---------- RECORDS SUPPLIED

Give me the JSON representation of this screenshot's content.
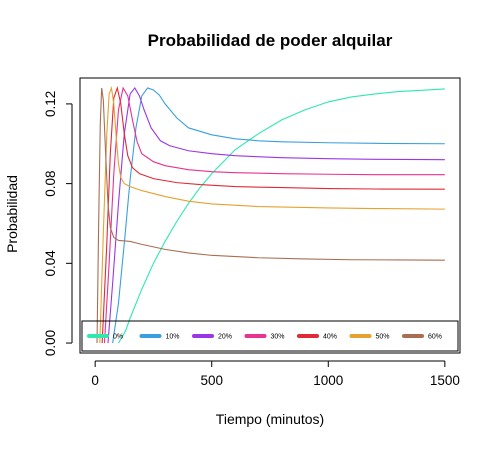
{
  "chart_data": {
    "type": "line",
    "title": "Probabilidad de poder alquilar",
    "xlabel": "Tiempo (minutos)",
    "ylabel": "Probabilidad",
    "xlim": [
      -65,
      1565
    ],
    "ylim": [
      -0.005,
      0.133
    ],
    "x_ticks": [
      0,
      500,
      1000,
      1500
    ],
    "y_ticks": [
      0.0,
      0.04,
      0.08,
      0.12
    ],
    "x_tick_labels": [
      "0",
      "500",
      "1000",
      "1500"
    ],
    "y_tick_labels": [
      "0.00",
      "0.04",
      "0.08",
      "0.12"
    ],
    "grid": false,
    "legend_position": "bottom",
    "series": [
      {
        "name": "0%",
        "color": "#2EE8B0",
        "points": [
          [
            100,
            0
          ],
          [
            130,
            0.006
          ],
          [
            150,
            0.0125
          ],
          [
            200,
            0.027
          ],
          [
            250,
            0.04
          ],
          [
            300,
            0.051
          ],
          [
            350,
            0.061
          ],
          [
            400,
            0.07
          ],
          [
            450,
            0.078
          ],
          [
            500,
            0.085
          ],
          [
            550,
            0.091
          ],
          [
            600,
            0.097
          ],
          [
            700,
            0.105
          ],
          [
            800,
            0.112
          ],
          [
            900,
            0.117
          ],
          [
            1000,
            0.121
          ],
          [
            1100,
            0.1235
          ],
          [
            1200,
            0.125
          ],
          [
            1300,
            0.1262
          ],
          [
            1400,
            0.1268
          ],
          [
            1500,
            0.1275
          ]
        ]
      },
      {
        "name": "10%",
        "color": "#3A9FE0",
        "points": [
          [
            75,
            0
          ],
          [
            100,
            0.02
          ],
          [
            125,
            0.05
          ],
          [
            150,
            0.082
          ],
          [
            175,
            0.108
          ],
          [
            200,
            0.124
          ],
          [
            225,
            0.128
          ],
          [
            250,
            0.127
          ],
          [
            275,
            0.1245
          ],
          [
            300,
            0.12
          ],
          [
            350,
            0.113
          ],
          [
            400,
            0.108
          ],
          [
            500,
            0.1045
          ],
          [
            600,
            0.1025
          ],
          [
            700,
            0.1015
          ],
          [
            800,
            0.101
          ],
          [
            1000,
            0.1005
          ],
          [
            1200,
            0.1002
          ],
          [
            1500,
            0.1
          ]
        ]
      },
      {
        "name": "20%",
        "color": "#9A36E8",
        "points": [
          [
            55,
            0
          ],
          [
            75,
            0.03
          ],
          [
            100,
            0.07
          ],
          [
            125,
            0.105
          ],
          [
            150,
            0.125
          ],
          [
            170,
            0.128
          ],
          [
            190,
            0.124
          ],
          [
            210,
            0.117
          ],
          [
            240,
            0.108
          ],
          [
            280,
            0.1015
          ],
          [
            320,
            0.099
          ],
          [
            400,
            0.0965
          ],
          [
            500,
            0.095
          ],
          [
            600,
            0.094
          ],
          [
            800,
            0.093
          ],
          [
            1000,
            0.0925
          ],
          [
            1200,
            0.0922
          ],
          [
            1500,
            0.092
          ]
        ]
      },
      {
        "name": "30%",
        "color": "#E8338F",
        "points": [
          [
            40,
            0
          ],
          [
            60,
            0.04
          ],
          [
            80,
            0.085
          ],
          [
            100,
            0.117
          ],
          [
            120,
            0.128
          ],
          [
            140,
            0.124
          ],
          [
            160,
            0.112
          ],
          [
            180,
            0.101
          ],
          [
            200,
            0.095
          ],
          [
            250,
            0.091
          ],
          [
            300,
            0.089
          ],
          [
            400,
            0.087
          ],
          [
            500,
            0.086
          ],
          [
            600,
            0.0855
          ],
          [
            800,
            0.085
          ],
          [
            1000,
            0.0847
          ],
          [
            1200,
            0.0845
          ],
          [
            1500,
            0.0845
          ]
        ]
      },
      {
        "name": "40%",
        "color": "#E02A35",
        "points": [
          [
            30,
            0
          ],
          [
            50,
            0.05
          ],
          [
            65,
            0.095
          ],
          [
            80,
            0.123
          ],
          [
            95,
            0.128
          ],
          [
            110,
            0.12
          ],
          [
            125,
            0.105
          ],
          [
            140,
            0.094
          ],
          [
            160,
            0.088
          ],
          [
            190,
            0.085
          ],
          [
            250,
            0.0825
          ],
          [
            350,
            0.0805
          ],
          [
            450,
            0.0795
          ],
          [
            600,
            0.0785
          ],
          [
            800,
            0.078
          ],
          [
            1000,
            0.0775
          ],
          [
            1200,
            0.0773
          ],
          [
            1500,
            0.0772
          ]
        ]
      },
      {
        "name": "50%",
        "color": "#E8A030",
        "points": [
          [
            20,
            0
          ],
          [
            35,
            0.055
          ],
          [
            50,
            0.105
          ],
          [
            60,
            0.125
          ],
          [
            70,
            0.128
          ],
          [
            80,
            0.12
          ],
          [
            90,
            0.104
          ],
          [
            100,
            0.09
          ],
          [
            110,
            0.083
          ],
          [
            125,
            0.08
          ],
          [
            150,
            0.0785
          ],
          [
            200,
            0.0765
          ],
          [
            300,
            0.0735
          ],
          [
            400,
            0.0712
          ],
          [
            500,
            0.0698
          ],
          [
            700,
            0.0685
          ],
          [
            1000,
            0.0678
          ],
          [
            1200,
            0.0675
          ],
          [
            1500,
            0.0672
          ]
        ]
      },
      {
        "name": "60%",
        "color": "#A86E52",
        "points": [
          [
            8,
            0
          ],
          [
            15,
            0.06
          ],
          [
            22,
            0.11
          ],
          [
            28,
            0.128
          ],
          [
            35,
            0.122
          ],
          [
            45,
            0.095
          ],
          [
            55,
            0.07
          ],
          [
            65,
            0.058
          ],
          [
            80,
            0.053
          ],
          [
            100,
            0.0515
          ],
          [
            150,
            0.051
          ],
          [
            200,
            0.0495
          ],
          [
            300,
            0.047
          ],
          [
            400,
            0.0452
          ],
          [
            500,
            0.044
          ],
          [
            700,
            0.0428
          ],
          [
            900,
            0.0422
          ],
          [
            1100,
            0.0418
          ],
          [
            1300,
            0.0417
          ],
          [
            1500,
            0.0416
          ]
        ]
      }
    ]
  }
}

--------------------

EXERCISE:
Display every line of the listing that contains the string "name".

EXERCISE OUTPUT:
        "name": "0%",
        "name": "10%",
        "name": "20%",
        "name": "30%",
        "name": "40%",
        "name": "50%",
        "name": "60%",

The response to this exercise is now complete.